Record excerpts:
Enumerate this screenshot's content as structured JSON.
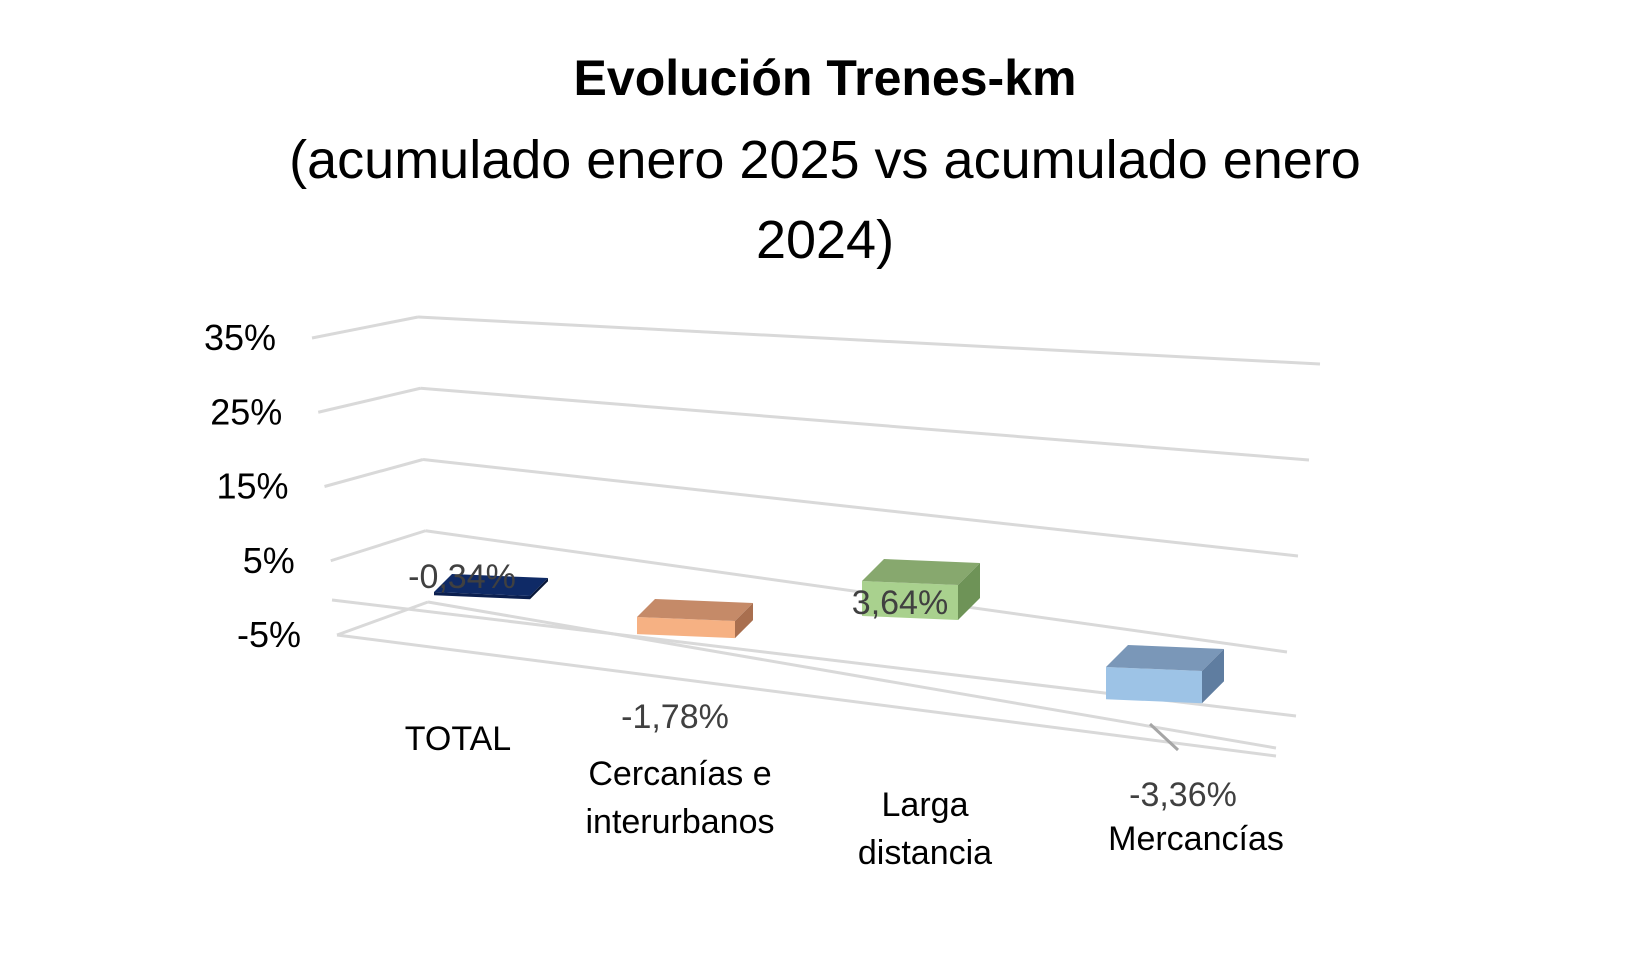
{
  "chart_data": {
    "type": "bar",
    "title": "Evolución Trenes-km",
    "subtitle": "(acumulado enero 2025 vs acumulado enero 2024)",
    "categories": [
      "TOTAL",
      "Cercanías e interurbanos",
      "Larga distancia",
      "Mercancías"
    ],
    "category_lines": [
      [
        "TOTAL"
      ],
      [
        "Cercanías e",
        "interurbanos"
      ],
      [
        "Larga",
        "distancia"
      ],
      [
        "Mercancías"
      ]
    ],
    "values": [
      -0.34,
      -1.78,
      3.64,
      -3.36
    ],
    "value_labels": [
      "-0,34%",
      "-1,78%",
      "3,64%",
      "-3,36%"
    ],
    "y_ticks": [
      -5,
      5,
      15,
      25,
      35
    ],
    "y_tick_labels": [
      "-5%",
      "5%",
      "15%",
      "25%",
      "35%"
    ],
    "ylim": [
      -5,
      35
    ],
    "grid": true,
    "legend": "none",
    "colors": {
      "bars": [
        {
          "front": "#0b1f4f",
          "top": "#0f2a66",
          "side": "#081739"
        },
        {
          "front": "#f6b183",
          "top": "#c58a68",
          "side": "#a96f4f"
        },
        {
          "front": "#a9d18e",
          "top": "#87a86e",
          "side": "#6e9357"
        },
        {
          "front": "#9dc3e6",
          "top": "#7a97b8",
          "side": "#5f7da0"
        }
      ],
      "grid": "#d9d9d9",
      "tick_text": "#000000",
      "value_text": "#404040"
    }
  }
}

--

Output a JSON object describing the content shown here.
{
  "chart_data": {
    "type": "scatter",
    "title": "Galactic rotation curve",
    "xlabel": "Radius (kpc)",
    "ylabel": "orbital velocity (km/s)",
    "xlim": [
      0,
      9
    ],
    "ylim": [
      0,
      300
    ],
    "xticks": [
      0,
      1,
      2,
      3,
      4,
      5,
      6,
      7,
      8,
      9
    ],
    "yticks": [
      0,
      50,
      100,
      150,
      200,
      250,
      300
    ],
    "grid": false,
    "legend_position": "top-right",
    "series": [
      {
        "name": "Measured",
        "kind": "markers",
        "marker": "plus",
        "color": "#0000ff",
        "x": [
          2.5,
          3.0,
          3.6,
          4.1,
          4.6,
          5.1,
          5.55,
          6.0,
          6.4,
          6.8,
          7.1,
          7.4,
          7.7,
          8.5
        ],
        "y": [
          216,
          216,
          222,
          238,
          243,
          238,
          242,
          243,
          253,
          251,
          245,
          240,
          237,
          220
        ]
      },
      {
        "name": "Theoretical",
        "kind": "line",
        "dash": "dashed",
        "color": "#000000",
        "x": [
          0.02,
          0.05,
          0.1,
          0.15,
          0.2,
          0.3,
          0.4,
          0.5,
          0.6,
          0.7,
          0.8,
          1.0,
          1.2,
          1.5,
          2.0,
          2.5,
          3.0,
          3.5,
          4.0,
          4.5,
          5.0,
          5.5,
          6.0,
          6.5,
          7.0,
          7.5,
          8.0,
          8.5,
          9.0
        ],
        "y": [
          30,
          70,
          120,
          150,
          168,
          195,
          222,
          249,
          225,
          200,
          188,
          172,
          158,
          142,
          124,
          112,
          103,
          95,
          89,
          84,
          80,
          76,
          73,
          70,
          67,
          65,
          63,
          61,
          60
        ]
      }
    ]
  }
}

The exercise: From the listing, copy every line where the string "Cercanías" appears.

Exercise answer:
      "Cercanías e interurbanos",
        "Cercanías e",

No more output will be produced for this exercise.